[Stored data entries]
_ _ _
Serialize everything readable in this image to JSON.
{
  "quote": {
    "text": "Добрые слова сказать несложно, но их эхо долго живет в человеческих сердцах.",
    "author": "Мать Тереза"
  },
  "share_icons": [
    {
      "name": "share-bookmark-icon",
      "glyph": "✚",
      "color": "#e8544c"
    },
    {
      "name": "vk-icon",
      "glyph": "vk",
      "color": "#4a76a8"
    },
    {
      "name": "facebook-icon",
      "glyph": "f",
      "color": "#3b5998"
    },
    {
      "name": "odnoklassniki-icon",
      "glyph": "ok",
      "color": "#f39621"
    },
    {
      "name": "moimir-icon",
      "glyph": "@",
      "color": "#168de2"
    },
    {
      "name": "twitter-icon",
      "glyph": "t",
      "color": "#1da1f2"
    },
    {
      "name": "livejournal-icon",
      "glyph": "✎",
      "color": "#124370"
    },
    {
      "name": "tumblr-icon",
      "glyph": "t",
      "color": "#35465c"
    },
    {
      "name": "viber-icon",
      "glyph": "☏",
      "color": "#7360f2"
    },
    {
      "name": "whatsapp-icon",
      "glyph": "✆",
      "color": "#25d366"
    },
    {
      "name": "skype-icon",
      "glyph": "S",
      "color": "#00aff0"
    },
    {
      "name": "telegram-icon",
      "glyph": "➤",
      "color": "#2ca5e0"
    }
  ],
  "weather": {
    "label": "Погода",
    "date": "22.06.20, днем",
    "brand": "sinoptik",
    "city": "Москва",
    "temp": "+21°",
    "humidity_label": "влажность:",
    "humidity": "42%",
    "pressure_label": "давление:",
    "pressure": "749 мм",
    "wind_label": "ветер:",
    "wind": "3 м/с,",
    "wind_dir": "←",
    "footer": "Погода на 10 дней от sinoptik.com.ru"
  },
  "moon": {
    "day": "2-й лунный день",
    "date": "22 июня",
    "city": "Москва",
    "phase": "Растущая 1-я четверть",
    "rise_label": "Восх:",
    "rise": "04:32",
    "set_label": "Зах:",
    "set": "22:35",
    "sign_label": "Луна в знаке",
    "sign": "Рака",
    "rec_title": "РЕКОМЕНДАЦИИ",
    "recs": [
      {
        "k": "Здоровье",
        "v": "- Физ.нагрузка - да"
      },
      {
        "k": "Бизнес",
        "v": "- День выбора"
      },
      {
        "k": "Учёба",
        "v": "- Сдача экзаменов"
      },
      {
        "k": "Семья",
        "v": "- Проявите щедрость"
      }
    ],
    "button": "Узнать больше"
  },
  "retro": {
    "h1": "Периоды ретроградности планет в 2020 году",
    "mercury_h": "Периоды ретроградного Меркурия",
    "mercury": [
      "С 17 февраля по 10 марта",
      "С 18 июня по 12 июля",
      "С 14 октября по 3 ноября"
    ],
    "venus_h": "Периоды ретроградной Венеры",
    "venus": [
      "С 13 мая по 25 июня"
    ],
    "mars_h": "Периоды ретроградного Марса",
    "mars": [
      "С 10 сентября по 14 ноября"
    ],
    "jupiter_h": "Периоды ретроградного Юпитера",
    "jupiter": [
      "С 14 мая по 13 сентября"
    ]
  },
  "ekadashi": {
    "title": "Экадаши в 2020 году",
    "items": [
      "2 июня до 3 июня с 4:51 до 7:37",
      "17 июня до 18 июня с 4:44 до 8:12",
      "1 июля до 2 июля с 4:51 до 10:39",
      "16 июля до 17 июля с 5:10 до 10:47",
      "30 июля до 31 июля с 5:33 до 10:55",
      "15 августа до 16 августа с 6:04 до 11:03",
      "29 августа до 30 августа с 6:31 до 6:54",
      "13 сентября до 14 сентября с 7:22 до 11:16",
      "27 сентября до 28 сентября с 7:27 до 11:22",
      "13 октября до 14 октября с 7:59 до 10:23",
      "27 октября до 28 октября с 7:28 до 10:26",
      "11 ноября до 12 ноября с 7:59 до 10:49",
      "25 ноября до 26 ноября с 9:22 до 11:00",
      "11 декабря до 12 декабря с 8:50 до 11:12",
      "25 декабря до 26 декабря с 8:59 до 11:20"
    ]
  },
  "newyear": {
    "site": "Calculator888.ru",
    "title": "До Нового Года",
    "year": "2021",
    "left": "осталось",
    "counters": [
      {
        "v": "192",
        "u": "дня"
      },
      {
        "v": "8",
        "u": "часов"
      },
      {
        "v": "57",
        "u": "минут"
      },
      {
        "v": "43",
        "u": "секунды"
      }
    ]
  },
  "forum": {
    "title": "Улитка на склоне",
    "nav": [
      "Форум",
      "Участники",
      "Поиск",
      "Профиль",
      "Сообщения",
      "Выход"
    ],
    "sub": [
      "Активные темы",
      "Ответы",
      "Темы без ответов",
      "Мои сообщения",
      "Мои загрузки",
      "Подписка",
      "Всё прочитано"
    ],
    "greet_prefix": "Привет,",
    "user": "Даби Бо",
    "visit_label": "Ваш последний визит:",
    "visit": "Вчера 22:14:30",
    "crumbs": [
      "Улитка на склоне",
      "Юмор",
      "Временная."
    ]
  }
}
_ _ _
• [EXERCISE DETAILS] Your task is to list each line of the records with the word "Погода".

• [THE RESPONSE]
    "label": "Погода",
    "footer": "Погода на 10 дней от sinoptik.com.ru"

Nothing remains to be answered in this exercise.